Provided text

——————————

This post won’t go down as my funniest, but I still think that you should read it.

With the MLB season just starting up and Clemens once again taking the stand, echoes of past steroid conversations bounced around my brain and brought up some old feelings. I started out trying to write a silly take on the Clemens trial, but as I wrote, more than that started pouring out… I couldn’t fight it. This is what I ended up with. One man’s humble take on the current state of Major League Baseball.

With all of the steroids controversy in baseball over the years, sports fans have been forced to expand their knowledge of legal terms, for better or worse.

The separation of church and state is one of the staples of American culture. Maybe we need to institute the separation of sports and state. Hear me out.

Sports are great on their own. They give us something to care about.  They make every day of the week more than just another day of the week. They transcend the barriers of age, language and gender. They evoke emotions that only those we love closest can tap into. They unite us all, once strangers, under a single banner of fandom. “I don’t know you, sir, but for the next three hours we are brothers in arms. We are united for reasons bigger than ourselves. We. Are. Fans.”

So, after that inspiring speech about the majesty of sport, we have to talk about how professional sports, specifically Major League Baseball, have lost their way and betrayed those of us who’ve invested so much of ourselves into them.

The goal of the athlete is to be the best. To win. It’s a pure desire in and of itself. It’s the natural instinct of every human being to be the best they can, but we’ve perverted this nature. The gods of money and power have injected their venom into a pure idea, and our stadiums and our athletes and our fans have suffered.

I say we cut out all of the BS. Let’s stop elevating our athletes to demigod status. Let’s revere them for the right reasons, and not let a dollar amount be what defines players as great. Let’s save the term “star” for the hollywood types and stop caring what grade Mark Sanchez’s girlfriend is in and what god Tebow believes in.

——————————

Given entries

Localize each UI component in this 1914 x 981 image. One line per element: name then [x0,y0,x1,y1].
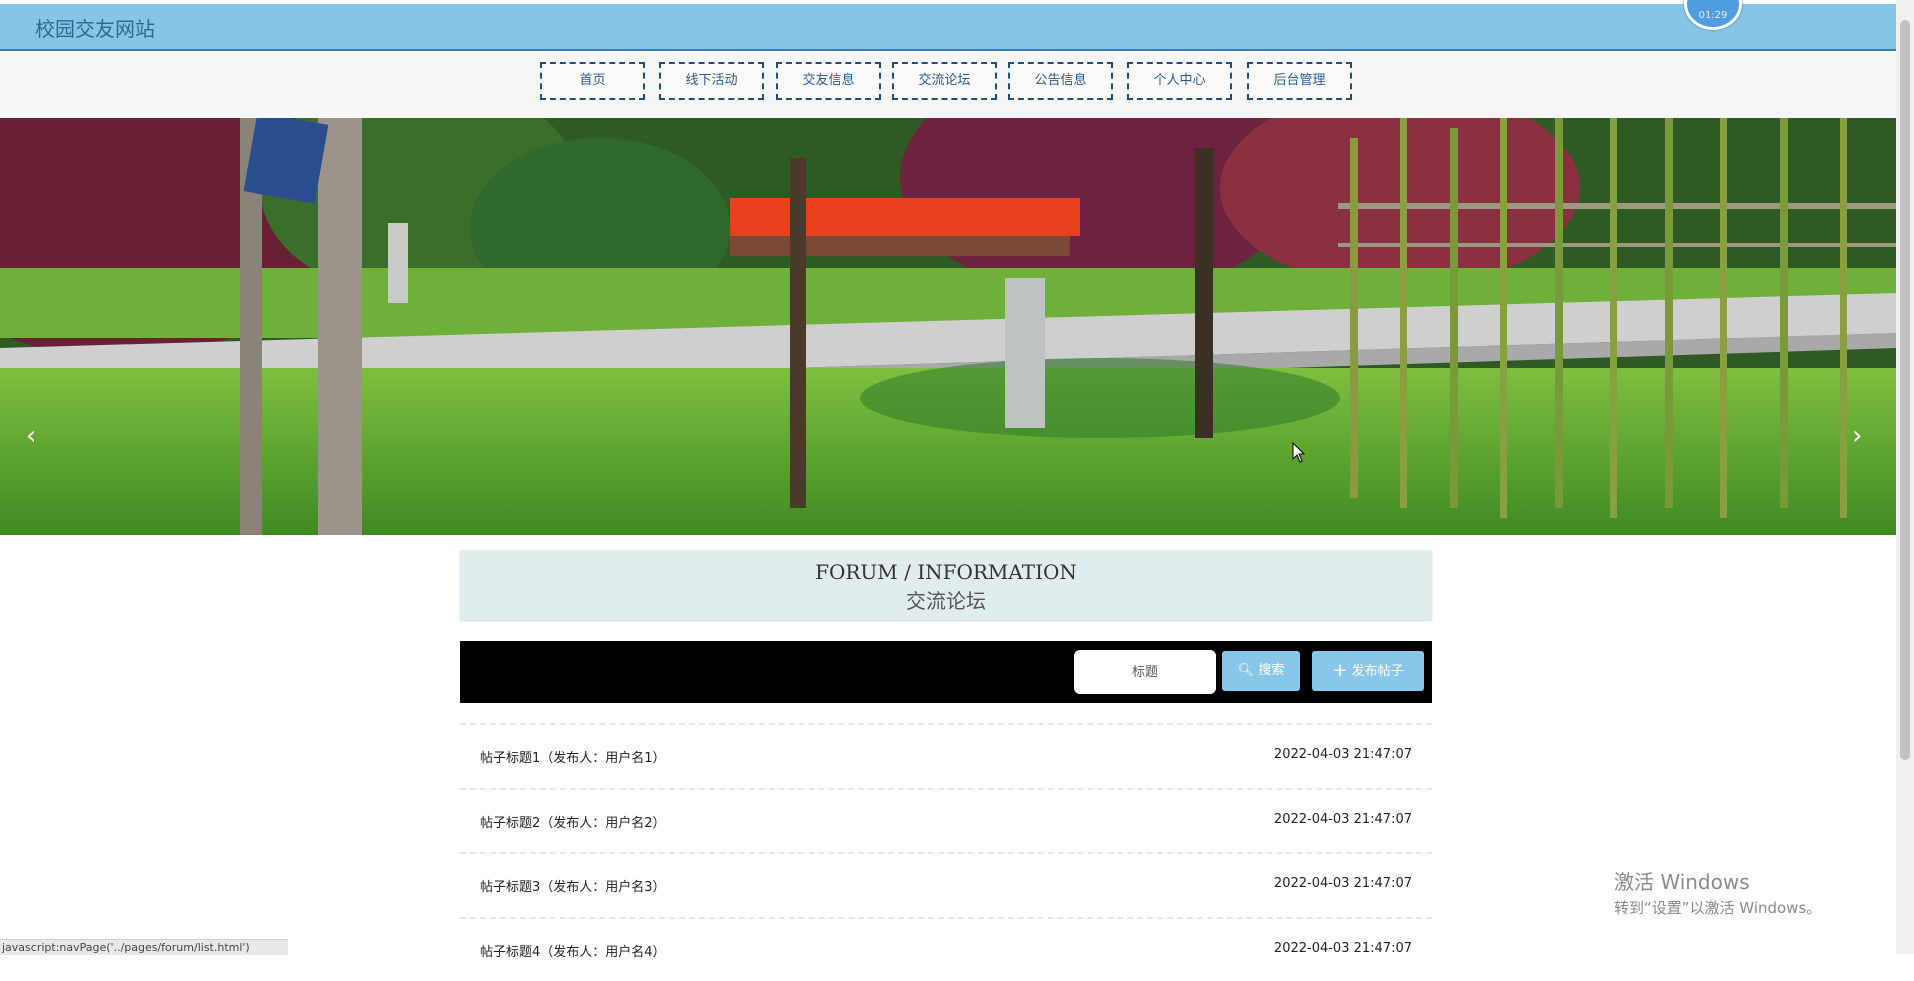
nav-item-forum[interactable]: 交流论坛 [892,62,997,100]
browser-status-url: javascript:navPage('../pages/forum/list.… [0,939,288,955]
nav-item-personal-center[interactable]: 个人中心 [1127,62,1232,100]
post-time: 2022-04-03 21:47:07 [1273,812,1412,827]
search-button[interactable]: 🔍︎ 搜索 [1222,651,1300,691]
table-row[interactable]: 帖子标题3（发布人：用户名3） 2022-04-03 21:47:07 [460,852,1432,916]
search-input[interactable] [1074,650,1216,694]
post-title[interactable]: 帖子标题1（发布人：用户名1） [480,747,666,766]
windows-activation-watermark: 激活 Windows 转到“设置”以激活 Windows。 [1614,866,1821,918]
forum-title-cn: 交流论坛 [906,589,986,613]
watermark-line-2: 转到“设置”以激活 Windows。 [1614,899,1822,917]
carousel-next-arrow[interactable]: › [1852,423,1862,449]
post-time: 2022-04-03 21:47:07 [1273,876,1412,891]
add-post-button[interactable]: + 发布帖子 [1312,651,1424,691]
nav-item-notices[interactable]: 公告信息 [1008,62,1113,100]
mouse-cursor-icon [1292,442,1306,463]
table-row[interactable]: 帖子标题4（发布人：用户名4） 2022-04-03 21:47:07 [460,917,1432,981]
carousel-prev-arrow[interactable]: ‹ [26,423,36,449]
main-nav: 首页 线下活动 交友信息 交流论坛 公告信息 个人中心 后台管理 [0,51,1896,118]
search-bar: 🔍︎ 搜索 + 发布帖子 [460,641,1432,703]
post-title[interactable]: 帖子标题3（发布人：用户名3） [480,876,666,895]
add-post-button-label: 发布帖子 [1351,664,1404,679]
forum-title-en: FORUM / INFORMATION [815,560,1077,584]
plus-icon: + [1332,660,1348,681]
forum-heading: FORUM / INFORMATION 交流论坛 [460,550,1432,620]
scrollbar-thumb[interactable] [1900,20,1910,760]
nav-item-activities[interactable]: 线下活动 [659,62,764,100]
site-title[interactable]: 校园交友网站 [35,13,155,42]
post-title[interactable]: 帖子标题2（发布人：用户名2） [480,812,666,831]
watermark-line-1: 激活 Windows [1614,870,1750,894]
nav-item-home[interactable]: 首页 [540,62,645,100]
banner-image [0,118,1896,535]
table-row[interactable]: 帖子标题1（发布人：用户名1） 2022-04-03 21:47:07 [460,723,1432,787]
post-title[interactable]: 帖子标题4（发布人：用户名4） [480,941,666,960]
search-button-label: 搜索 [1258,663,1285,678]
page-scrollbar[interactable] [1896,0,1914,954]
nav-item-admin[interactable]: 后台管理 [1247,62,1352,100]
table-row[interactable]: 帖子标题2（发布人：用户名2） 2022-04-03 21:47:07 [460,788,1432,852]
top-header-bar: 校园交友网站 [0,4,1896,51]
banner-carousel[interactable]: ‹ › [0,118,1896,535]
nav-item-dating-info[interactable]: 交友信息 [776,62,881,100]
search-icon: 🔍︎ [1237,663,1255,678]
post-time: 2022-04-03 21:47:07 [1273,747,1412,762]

——————————

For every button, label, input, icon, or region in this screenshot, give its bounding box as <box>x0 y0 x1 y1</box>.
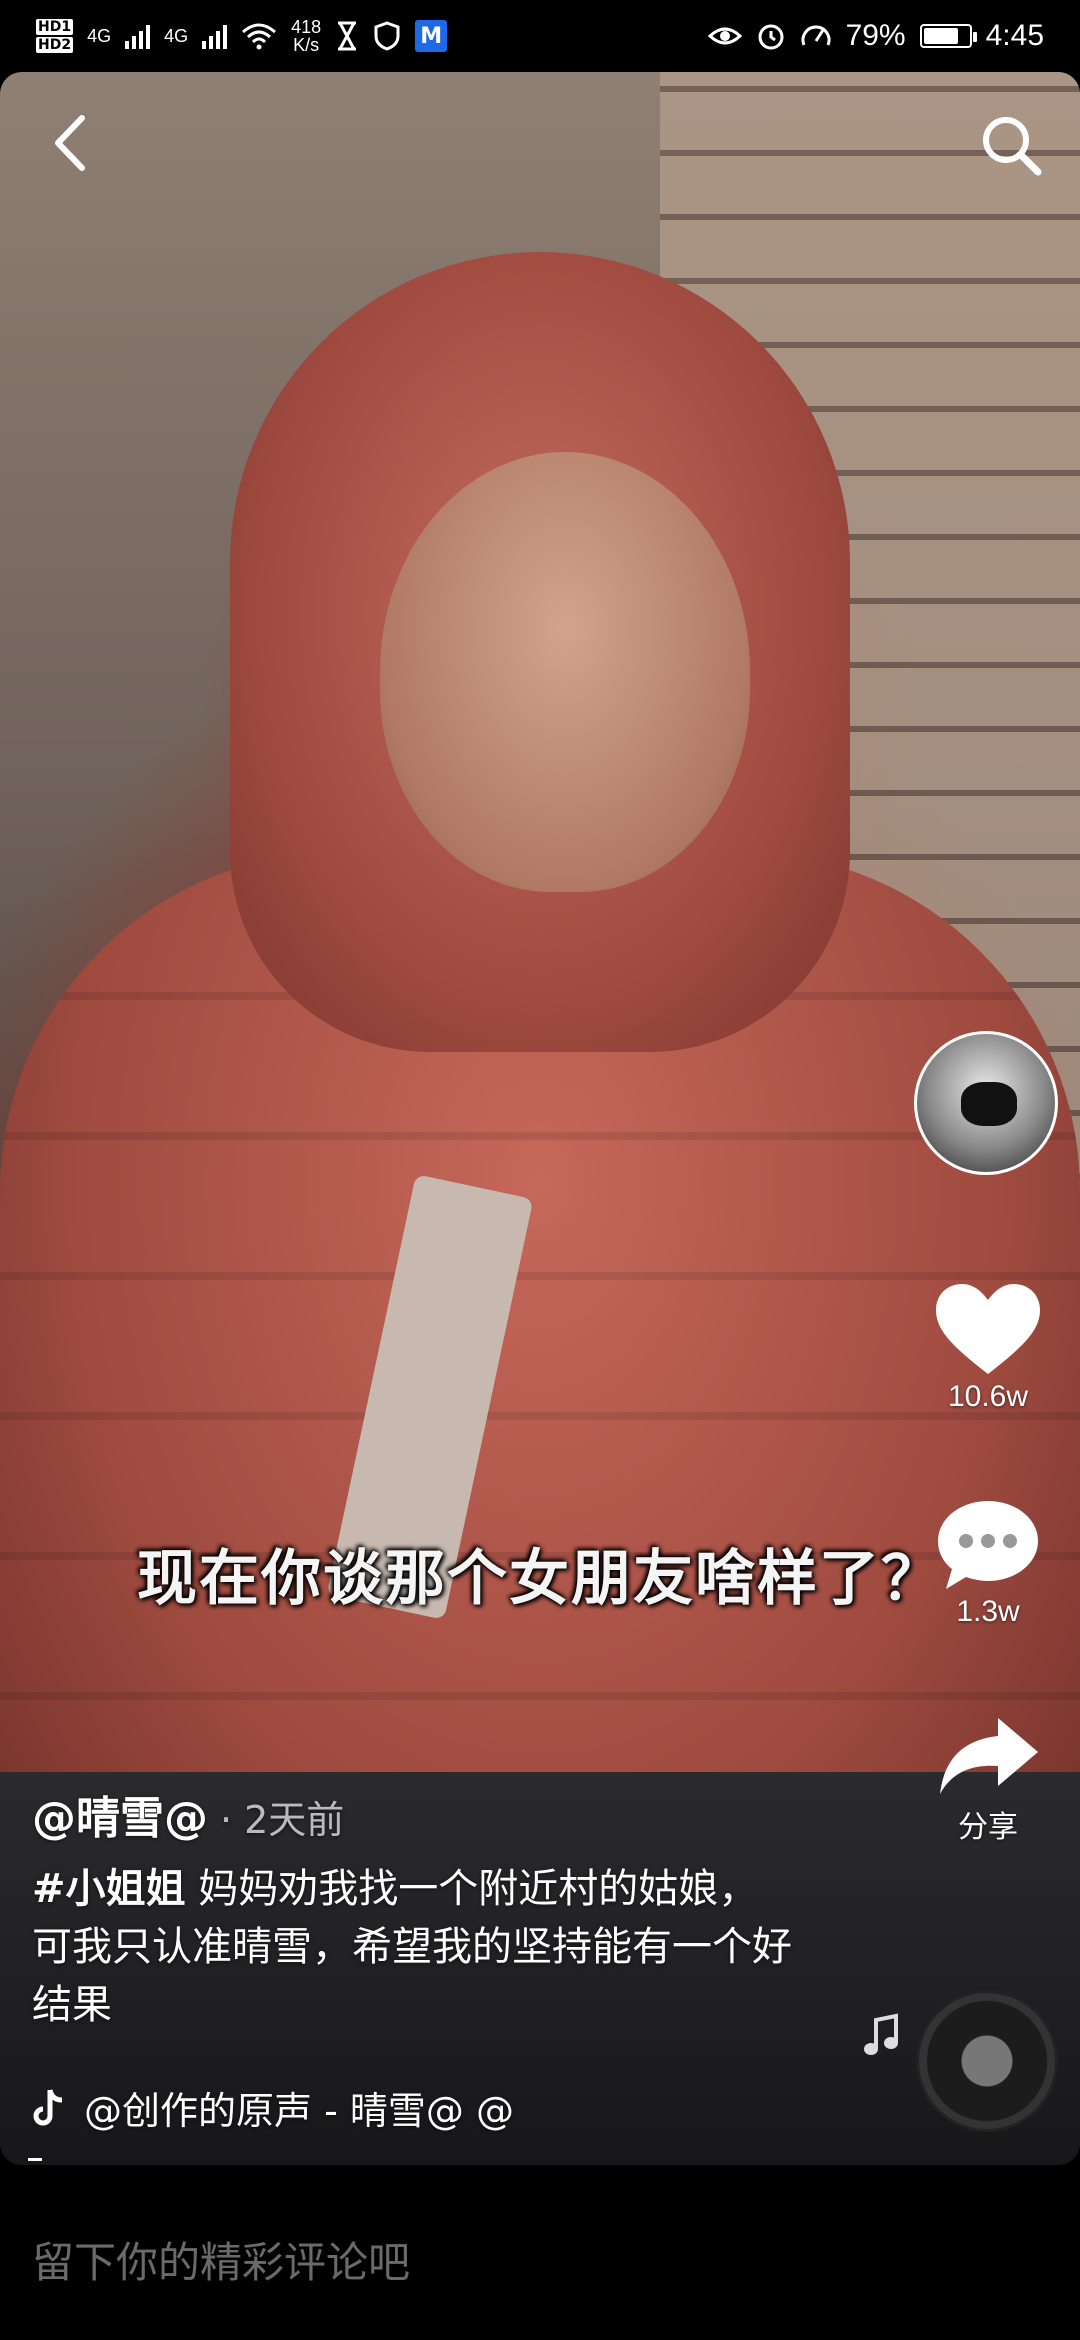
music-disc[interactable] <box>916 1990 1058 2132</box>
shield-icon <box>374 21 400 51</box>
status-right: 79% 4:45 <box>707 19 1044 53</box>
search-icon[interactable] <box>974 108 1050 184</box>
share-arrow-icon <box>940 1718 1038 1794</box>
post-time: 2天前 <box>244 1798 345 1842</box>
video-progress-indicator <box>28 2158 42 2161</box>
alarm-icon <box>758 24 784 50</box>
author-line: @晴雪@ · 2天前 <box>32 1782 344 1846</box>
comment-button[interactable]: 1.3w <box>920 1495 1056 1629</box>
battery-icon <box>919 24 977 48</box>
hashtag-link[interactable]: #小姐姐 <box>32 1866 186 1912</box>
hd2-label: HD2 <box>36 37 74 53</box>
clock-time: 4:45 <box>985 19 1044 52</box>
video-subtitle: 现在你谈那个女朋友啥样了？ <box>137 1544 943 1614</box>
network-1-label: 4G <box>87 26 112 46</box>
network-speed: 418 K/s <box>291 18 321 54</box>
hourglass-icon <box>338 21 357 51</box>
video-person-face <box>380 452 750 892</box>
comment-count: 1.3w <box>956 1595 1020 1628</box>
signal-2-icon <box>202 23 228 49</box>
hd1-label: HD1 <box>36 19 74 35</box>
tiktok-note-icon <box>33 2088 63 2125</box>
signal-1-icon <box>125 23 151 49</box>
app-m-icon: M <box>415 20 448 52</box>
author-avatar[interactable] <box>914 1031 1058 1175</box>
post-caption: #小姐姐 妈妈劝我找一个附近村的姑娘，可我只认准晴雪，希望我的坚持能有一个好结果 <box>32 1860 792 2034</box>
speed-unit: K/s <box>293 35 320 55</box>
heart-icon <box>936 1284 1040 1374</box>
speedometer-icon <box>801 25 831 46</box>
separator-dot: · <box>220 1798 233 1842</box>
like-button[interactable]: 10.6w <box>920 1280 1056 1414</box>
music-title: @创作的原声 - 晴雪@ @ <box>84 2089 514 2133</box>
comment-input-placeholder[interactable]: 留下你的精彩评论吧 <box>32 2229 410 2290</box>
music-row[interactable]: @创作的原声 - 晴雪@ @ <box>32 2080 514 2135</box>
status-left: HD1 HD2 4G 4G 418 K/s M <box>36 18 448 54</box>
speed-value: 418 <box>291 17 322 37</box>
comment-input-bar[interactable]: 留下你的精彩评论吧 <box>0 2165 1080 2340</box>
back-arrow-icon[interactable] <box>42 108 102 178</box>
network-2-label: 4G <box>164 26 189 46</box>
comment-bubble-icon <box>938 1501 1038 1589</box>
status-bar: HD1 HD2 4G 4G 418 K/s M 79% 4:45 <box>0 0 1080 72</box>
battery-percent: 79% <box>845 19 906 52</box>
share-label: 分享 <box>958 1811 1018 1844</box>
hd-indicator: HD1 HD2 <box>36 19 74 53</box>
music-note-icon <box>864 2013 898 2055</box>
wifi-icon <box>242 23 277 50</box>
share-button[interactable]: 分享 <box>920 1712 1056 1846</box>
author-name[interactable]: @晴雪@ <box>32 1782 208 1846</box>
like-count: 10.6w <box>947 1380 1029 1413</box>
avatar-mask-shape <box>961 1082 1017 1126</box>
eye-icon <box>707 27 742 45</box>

——————————

Task
Write what comes next in the piece about steroids and the state of Major League Baseball, starting after its final sentence. The material that comes after the text is separate from it.

Expected answer
Let’s let them be athletes. And if they cheat to get ahead, let’s let them settle it amongst themselves like the tribes of old. Let order be maintained by members of the tribe, not by the people who write fat checks from their summer homes in the Hamptons. They don’t know what it’s like inside the dugout and the clubhouse after a tough loss. They don’t deserve the right to dictate tribal law.

I don’t care if Roger Clemens did steroids. To be honest, he had to, to keep the game fair. It was a glitch in the system, not in the individual character of certain athletes. They had no real choice. Let’s take some of the responsibility ourselves too. Our  insatiable appetite for victory was fuel for the fire. It’s good to have your team lose sometimes. It makes the wins all the more sweet. You appreciate victory more when you’ve tasted the bitterness of defeat.

If Clemens lied under oath, that’s between him and the court. But as far as whether or not he used steroids… let’s stop taking it so personally. He doesn’t owe us anything. He was just trying to do his job the best he could in a system that only gets self-righteous when the press cameras are rolling.

If anything, we should praise him for throwing that broken bat at Piazza.